> **Material for the task**:

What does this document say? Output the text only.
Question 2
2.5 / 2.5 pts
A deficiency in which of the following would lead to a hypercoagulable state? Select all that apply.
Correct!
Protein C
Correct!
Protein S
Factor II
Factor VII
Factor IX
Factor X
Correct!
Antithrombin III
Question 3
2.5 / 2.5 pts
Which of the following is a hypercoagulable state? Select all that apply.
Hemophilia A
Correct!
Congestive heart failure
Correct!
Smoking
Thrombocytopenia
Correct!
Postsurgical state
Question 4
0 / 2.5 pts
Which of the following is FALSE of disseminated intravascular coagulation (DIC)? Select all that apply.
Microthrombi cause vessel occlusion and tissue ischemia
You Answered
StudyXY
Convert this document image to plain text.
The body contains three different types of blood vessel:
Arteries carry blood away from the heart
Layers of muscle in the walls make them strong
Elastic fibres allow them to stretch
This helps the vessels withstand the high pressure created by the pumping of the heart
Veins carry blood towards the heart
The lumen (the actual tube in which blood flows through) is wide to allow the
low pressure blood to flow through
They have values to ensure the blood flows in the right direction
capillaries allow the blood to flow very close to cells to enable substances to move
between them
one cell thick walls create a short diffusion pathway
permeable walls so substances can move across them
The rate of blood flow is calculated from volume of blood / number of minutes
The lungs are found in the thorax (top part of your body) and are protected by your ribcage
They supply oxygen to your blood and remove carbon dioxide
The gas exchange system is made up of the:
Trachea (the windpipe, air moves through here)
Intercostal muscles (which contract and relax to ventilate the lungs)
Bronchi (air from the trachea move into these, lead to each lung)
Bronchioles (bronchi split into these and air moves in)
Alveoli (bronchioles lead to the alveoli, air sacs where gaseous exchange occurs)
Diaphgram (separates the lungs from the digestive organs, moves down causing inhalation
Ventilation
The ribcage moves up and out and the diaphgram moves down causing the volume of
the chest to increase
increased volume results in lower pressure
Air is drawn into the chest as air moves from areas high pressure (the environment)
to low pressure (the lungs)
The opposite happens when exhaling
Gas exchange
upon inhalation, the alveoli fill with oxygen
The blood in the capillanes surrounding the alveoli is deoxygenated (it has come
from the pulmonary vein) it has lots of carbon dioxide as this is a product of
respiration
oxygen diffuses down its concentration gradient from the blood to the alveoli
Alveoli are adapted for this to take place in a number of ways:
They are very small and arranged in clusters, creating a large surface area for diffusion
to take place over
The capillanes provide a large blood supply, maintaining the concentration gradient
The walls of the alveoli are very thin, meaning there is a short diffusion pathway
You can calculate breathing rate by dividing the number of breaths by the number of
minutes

> **Action item**: Output the records exactly, including every line.

> **Solution to the problem**:
What does this document say? Output the text only.
Question 2
2.5 / 2.5 pts
A deficiency in which of the following would lead to a hypercoagulable state? Select all that apply.
Correct!
Protein C
Correct!
Protein S
Factor II
Factor VII
Factor IX
Factor X
Correct!
Antithrombin III
Question 3
2.5 / 2.5 pts
Which of the following is a hypercoagulable state? Select all that apply.
Hemophilia A
Correct!
Congestive heart failure
Correct!
Smoking
Thrombocytopenia
Correct!
Postsurgical state
Question 4
0 / 2.5 pts
Which of the following is FALSE of disseminated intravascular coagulation (DIC)? Select all that apply.
Microthrombi cause vessel occlusion and tissue ischemia
You Answered
StudyXY
Convert this document image to plain text.
The body contains three different types of blood vessel:
Arteries carry blood away from the heart
Layers of muscle in the walls make them strong
Elastic fibres allow them to stretch
This helps the vessels withstand the high pressure created by the pumping of the heart
Veins carry blood towards the heart
The lumen (the actual tube in which blood flows through) is wide to allow the
low pressure blood to flow through
They have values to ensure the blood flows in the right direction
capillaries allow the blood to flow very close to cells to enable substances to move
between them
one cell thick walls create a short diffusion pathway
permeable walls so substances can move across them
The rate of blood flow is calculated from volume of blood / number of minutes
The lungs are found in the thorax (top part of your body) and are protected by your ribcage
They supply oxygen to your blood and remove carbon dioxide
The gas exchange system is made up of the:
Trachea (the windpipe, air moves through here)
Intercostal muscles (which contract and relax to ventilate the lungs)
Bronchi (air from the trachea move into these, lead to each lung)
Bronchioles (bronchi split into these and air moves in)
Alveoli (bronchioles lead to the alveoli, air sacs where gaseous exchange occurs)
Diaphgram (separates the lungs from the digestive organs, moves down causing inhalation
Ventilation
The ribcage moves up and out and the diaphgram moves down causing the volume of
the chest to increase
increased volume results in lower pressure
Air is drawn into the chest as air moves from areas high pressure (the environment)
to low pressure (the lungs)
The opposite happens when exhaling
Gas exchange
upon inhalation, the alveoli fill with oxygen
The blood in the capillanes surrounding the alveoli is deoxygenated (it has come
from the pulmonary vein) it has lots of carbon dioxide as this is a product of
respiration
oxygen diffuses down its concentration gradient from the blood to the alveoli
Alveoli are adapted for this to take place in a number of ways:
They are very small and arranged in clusters, creating a large surface area for diffusion
to take place over
The capillanes provide a large blood supply, maintaining the concentration gradient
The walls of the alveoli are very thin, meaning there is a short diffusion pathway
You can calculate breathing rate by dividing the number of breaths by the number of
minutes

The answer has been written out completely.